▶ **WHAT YOU ARE ASKED TO DO**: Would you copy out the whole listing exactly as given?

▶ **Records excerpted from a collection**:
= = = = =

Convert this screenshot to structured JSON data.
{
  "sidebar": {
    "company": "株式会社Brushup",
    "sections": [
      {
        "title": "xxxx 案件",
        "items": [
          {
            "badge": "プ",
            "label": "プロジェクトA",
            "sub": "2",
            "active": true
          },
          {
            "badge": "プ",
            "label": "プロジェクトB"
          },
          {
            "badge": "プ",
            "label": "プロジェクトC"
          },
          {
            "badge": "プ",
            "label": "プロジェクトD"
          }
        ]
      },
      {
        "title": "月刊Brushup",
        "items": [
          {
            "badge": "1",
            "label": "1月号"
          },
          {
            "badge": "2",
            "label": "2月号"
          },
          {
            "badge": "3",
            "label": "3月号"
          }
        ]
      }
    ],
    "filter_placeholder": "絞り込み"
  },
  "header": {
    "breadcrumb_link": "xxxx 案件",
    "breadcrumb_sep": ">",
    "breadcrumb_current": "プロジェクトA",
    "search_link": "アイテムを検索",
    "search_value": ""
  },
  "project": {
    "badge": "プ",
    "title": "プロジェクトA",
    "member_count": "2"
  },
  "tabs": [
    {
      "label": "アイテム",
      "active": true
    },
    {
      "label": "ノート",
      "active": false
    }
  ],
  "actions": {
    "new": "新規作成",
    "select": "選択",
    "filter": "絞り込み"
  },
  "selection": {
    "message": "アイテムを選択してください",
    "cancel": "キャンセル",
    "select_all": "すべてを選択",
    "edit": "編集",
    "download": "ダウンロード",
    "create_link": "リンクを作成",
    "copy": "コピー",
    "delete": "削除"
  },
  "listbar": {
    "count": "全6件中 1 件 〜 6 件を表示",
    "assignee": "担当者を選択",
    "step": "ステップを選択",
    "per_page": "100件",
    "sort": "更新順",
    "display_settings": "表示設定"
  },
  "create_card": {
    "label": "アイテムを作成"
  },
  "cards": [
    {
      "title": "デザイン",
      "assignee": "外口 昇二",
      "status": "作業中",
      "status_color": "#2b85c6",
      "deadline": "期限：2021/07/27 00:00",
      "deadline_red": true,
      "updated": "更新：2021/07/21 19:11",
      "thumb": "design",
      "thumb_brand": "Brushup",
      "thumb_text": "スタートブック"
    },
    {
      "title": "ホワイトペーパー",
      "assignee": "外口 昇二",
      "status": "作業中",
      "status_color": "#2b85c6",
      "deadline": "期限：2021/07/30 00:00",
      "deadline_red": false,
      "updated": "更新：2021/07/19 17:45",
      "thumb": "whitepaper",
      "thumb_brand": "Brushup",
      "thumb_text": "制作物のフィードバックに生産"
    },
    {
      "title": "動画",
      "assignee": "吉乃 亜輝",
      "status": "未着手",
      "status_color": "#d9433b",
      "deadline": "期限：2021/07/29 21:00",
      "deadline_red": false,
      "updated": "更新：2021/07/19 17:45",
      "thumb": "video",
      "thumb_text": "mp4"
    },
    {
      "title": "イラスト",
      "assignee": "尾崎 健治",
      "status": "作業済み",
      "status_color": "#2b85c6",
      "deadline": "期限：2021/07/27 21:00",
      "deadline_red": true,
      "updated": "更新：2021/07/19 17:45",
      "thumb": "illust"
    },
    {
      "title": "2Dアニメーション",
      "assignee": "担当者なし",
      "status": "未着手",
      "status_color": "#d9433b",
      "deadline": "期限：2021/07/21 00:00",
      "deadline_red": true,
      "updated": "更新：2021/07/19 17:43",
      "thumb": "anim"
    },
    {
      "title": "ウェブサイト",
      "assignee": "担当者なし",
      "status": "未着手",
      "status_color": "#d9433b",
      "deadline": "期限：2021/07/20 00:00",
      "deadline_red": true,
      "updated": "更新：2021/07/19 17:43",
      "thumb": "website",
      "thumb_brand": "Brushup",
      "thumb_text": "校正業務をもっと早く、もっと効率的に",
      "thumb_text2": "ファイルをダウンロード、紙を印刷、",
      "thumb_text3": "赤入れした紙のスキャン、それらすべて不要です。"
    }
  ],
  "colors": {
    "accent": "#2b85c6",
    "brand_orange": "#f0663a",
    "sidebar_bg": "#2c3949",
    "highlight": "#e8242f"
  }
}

= = = = =

▶ **REPLY**:
Convert this screenshot to structured JSON data.
{
  "sidebar": {
    "company": "株式会社Brushup",
    "sections": [
      {
        "title": "xxxx 案件",
        "items": [
          {
            "badge": "プ",
            "label": "プロジェクトA",
            "sub": "2",
            "active": true
          },
          {
            "badge": "プ",
            "label": "プロジェクトB"
          },
          {
            "badge": "プ",
            "label": "プロジェクトC"
          },
          {
            "badge": "プ",
            "label": "プロジェクトD"
          }
        ]
      },
      {
        "title": "月刊Brushup",
        "items": [
          {
            "badge": "1",
            "label": "1月号"
          },
          {
            "badge": "2",
            "label": "2月号"
          },
          {
            "badge": "3",
            "label": "3月号"
          }
        ]
      }
    ],
    "filter_placeholder": "絞り込み"
  },
  "header": {
    "breadcrumb_link": "xxxx 案件",
    "breadcrumb_sep": ">",
    "breadcrumb_current": "プロジェクトA",
    "search_link": "アイテムを検索",
    "search_value": ""
  },
  "project": {
    "badge": "プ",
    "title": "プロジェクトA",
    "member_count": "2"
  },
  "tabs": [
    {
      "label": "アイテム",
      "active": true
    },
    {
      "label": "ノート",
      "active": false
    }
  ],
  "actions": {
    "new": "新規作成",
    "select": "選択",
    "filter": "絞り込み"
  },
  "selection": {
    "message": "アイテムを選択してください",
    "cancel": "キャンセル",
    "select_all": "すべてを選択",
    "edit": "編集",
    "download": "ダウンロード",
    "create_link": "リンクを作成",
    "copy": "コピー",
    "delete": "削除"
  },
  "listbar": {
    "count": "全6件中 1 件 〜 6 件を表示",
    "assignee": "担当者を選択",
    "step": "ステップを選択",
    "per_page": "100件",
    "sort": "更新順",
    "display_settings": "表示設定"
  },
  "create_card": {
    "label": "アイテムを作成"
  },
  "cards": [
    {
      "title": "デザイン",
      "assignee": "外口 昇二",
      "status": "作業中",
      "status_color": "#2b85c6",
      "deadline": "期限：2021/07/27 00:00",
      "deadline_red": true,
      "updated": "更新：2021/07/21 19:11",
      "thumb": "design",
      "thumb_brand": "Brushup",
      "thumb_text": "スタートブック"
    },
    {
      "title": "ホワイトペーパー",
      "assignee": "外口 昇二",
      "status": "作業中",
      "status_color": "#2b85c6",
      "deadline": "期限：2021/07/30 00:00",
      "deadline_red": false,
      "updated": "更新：2021/07/19 17:45",
      "thumb": "whitepaper",
      "thumb_brand": "Brushup",
      "thumb_text": "制作物のフィードバックに生産"
    },
    {
      "title": "動画",
      "assignee": "吉乃 亜輝",
      "status": "未着手",
      "status_color": "#d9433b",
      "deadline": "期限：2021/07/29 21:00",
      "deadline_red": false,
      "updated": "更新：2021/07/19 17:45",
      "thumb": "video",
      "thumb_text": "mp4"
    },
    {
      "title": "イラスト",
      "assignee": "尾崎 健治",
      "status": "作業済み",
      "status_color": "#2b85c6",
      "deadline": "期限：2021/07/27 21:00",
      "deadline_red": true,
      "updated": "更新：2021/07/19 17:45",
      "thumb": "illust"
    },
    {
      "title": "2Dアニメーション",
      "assignee": "担当者なし",
      "status": "未着手",
      "status_color": "#d9433b",
      "deadline": "期限：2021/07/21 00:00",
      "deadline_red": true,
      "updated": "更新：2021/07/19 17:43",
      "thumb": "anim"
    },
    {
      "title": "ウェブサイト",
      "assignee": "担当者なし",
      "status": "未着手",
      "status_color": "#d9433b",
      "deadline": "期限：2021/07/20 00:00",
      "deadline_red": true,
      "updated": "更新：2021/07/19 17:43",
      "thumb": "website",
      "thumb_brand": "Brushup",
      "thumb_text": "校正業務をもっと早く、もっと効率的に",
      "thumb_text2": "ファイルをダウンロード、紙を印刷、",
      "thumb_text3": "赤入れした紙のスキャン、それらすべて不要です。"
    }
  ],
  "colors": {
    "accent": "#2b85c6",
    "brand_orange": "#f0663a",
    "sidebar_bg": "#2c3949",
    "highlight": "#e8242f"
  }
}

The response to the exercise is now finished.